_Problem to work on:_
Print every record below exactly as written.

***** Supplied information *****

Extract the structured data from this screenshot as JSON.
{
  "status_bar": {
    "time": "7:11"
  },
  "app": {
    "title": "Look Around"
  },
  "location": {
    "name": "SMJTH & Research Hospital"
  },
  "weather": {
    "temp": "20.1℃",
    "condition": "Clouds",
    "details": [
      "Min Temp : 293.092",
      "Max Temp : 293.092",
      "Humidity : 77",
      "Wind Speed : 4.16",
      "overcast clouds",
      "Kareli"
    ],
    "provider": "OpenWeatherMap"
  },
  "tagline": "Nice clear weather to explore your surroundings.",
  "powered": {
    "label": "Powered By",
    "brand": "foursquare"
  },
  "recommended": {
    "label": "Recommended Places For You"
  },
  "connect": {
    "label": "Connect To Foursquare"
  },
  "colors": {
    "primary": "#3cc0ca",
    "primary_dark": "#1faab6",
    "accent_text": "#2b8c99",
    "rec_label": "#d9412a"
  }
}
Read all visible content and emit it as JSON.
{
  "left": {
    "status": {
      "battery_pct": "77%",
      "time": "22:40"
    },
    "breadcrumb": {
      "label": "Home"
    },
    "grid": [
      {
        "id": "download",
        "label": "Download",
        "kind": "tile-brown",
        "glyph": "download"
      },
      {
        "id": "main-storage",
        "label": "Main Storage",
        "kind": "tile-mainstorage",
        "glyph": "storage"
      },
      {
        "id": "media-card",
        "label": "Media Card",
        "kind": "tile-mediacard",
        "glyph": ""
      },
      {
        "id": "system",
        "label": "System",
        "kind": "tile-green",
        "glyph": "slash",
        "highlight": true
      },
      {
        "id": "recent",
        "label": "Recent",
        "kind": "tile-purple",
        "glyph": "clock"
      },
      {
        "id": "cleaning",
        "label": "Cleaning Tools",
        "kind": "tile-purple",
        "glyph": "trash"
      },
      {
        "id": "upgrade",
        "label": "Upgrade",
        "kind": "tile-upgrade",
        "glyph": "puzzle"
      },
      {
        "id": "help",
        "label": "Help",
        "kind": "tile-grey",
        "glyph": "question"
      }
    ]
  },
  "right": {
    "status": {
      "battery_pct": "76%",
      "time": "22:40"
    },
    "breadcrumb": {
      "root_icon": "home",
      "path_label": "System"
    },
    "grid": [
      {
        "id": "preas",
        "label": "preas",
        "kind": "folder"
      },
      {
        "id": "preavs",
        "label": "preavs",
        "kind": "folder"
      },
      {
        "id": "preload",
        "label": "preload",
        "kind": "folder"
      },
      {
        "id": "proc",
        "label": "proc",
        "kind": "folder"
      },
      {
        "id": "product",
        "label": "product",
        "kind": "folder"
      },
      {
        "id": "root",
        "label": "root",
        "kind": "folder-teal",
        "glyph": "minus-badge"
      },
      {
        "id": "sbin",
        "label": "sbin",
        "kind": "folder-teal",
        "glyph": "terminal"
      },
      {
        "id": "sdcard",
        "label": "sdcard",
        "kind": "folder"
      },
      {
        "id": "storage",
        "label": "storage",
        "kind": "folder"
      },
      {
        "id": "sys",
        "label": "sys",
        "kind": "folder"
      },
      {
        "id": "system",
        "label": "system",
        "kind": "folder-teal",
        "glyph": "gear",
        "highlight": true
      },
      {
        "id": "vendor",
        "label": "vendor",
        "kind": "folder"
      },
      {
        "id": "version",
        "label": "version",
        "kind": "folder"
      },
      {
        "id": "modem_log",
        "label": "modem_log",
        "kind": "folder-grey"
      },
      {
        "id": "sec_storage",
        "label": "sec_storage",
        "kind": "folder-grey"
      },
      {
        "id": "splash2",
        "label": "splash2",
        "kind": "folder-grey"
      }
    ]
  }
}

*****

_Task result:_
Extract the structured data from this screenshot as JSON.
{
  "status_bar": {
    "time": "7:11"
  },
  "app": {
    "title": "Look Around"
  },
  "location": {
    "name": "SMJTH & Research Hospital"
  },
  "weather": {
    "temp": "20.1℃",
    "condition": "Clouds",
    "details": [
      "Min Temp : 293.092",
      "Max Temp : 293.092",
      "Humidity : 77",
      "Wind Speed : 4.16",
      "overcast clouds",
      "Kareli"
    ],
    "provider": "OpenWeatherMap"
  },
  "tagline": "Nice clear weather to explore your surroundings.",
  "powered": {
    "label": "Powered By",
    "brand": "foursquare"
  },
  "recommended": {
    "label": "Recommended Places For You"
  },
  "connect": {
    "label": "Connect To Foursquare"
  },
  "colors": {
    "primary": "#3cc0ca",
    "primary_dark": "#1faab6",
    "accent_text": "#2b8c99",
    "rec_label": "#d9412a"
  }
}
Read all visible content and emit it as JSON.
{
  "left": {
    "status": {
      "battery_pct": "77%",
      "time": "22:40"
    },
    "breadcrumb": {
      "label": "Home"
    },
    "grid": [
      {
        "id": "download",
        "label": "Download",
        "kind": "tile-brown",
        "glyph": "download"
      },
      {
        "id": "main-storage",
        "label": "Main Storage",
        "kind": "tile-mainstorage",
        "glyph": "storage"
      },
      {
        "id": "media-card",
        "label": "Media Card",
        "kind": "tile-mediacard",
        "glyph": ""
      },
      {
        "id": "system",
        "label": "System",
        "kind": "tile-green",
        "glyph": "slash",
        "highlight": true
      },
      {
        "id": "recent",
        "label": "Recent",
        "kind": "tile-purple",
        "glyph": "clock"
      },
      {
        "id": "cleaning",
        "label": "Cleaning Tools",
        "kind": "tile-purple",
        "glyph": "trash"
      },
      {
        "id": "upgrade",
        "label": "Upgrade",
        "kind": "tile-upgrade",
        "glyph": "puzzle"
      },
      {
        "id": "help",
        "label": "Help",
        "kind": "tile-grey",
        "glyph": "question"
      }
    ]
  },
  "right": {
    "status": {
      "battery_pct": "76%",
      "time": "22:40"
    },
    "breadcrumb": {
      "root_icon": "home",
      "path_label": "System"
    },
    "grid": [
      {
        "id": "preas",
        "label": "preas",
        "kind": "folder"
      },
      {
        "id": "preavs",
        "label": "preavs",
        "kind": "folder"
      },
      {
        "id": "preload",
        "label": "preload",
        "kind": "folder"
      },
      {
        "id": "proc",
        "label": "proc",
        "kind": "folder"
      },
      {
        "id": "product",
        "label": "product",
        "kind": "folder"
      },
      {
        "id": "root",
        "label": "root",
        "kind": "folder-teal",
        "glyph": "minus-badge"
      },
      {
        "id": "sbin",
        "label": "sbin",
        "kind": "folder-teal",
        "glyph": "terminal"
      },
      {
        "id": "sdcard",
        "label": "sdcard",
        "kind": "folder"
      },
      {
        "id": "storage",
        "label": "storage",
        "kind": "folder"
      },
      {
        "id": "sys",
        "label": "sys",
        "kind": "folder"
      },
      {
        "id": "system",
        "label": "system",
        "kind": "folder-teal",
        "glyph": "gear",
        "highlight": true
      },
      {
        "id": "vendor",
        "label": "vendor",
        "kind": "folder"
      },
      {
        "id": "version",
        "label": "version",
        "kind": "folder"
      },
      {
        "id": "modem_log",
        "label": "modem_log",
        "kind": "folder-grey"
      },
      {
        "id": "sec_storage",
        "label": "sec_storage",
        "kind": "folder-grey"
      },
      {
        "id": "splash2",
        "label": "splash2",
        "kind": "folder-grey"
      }
    ]
  }
}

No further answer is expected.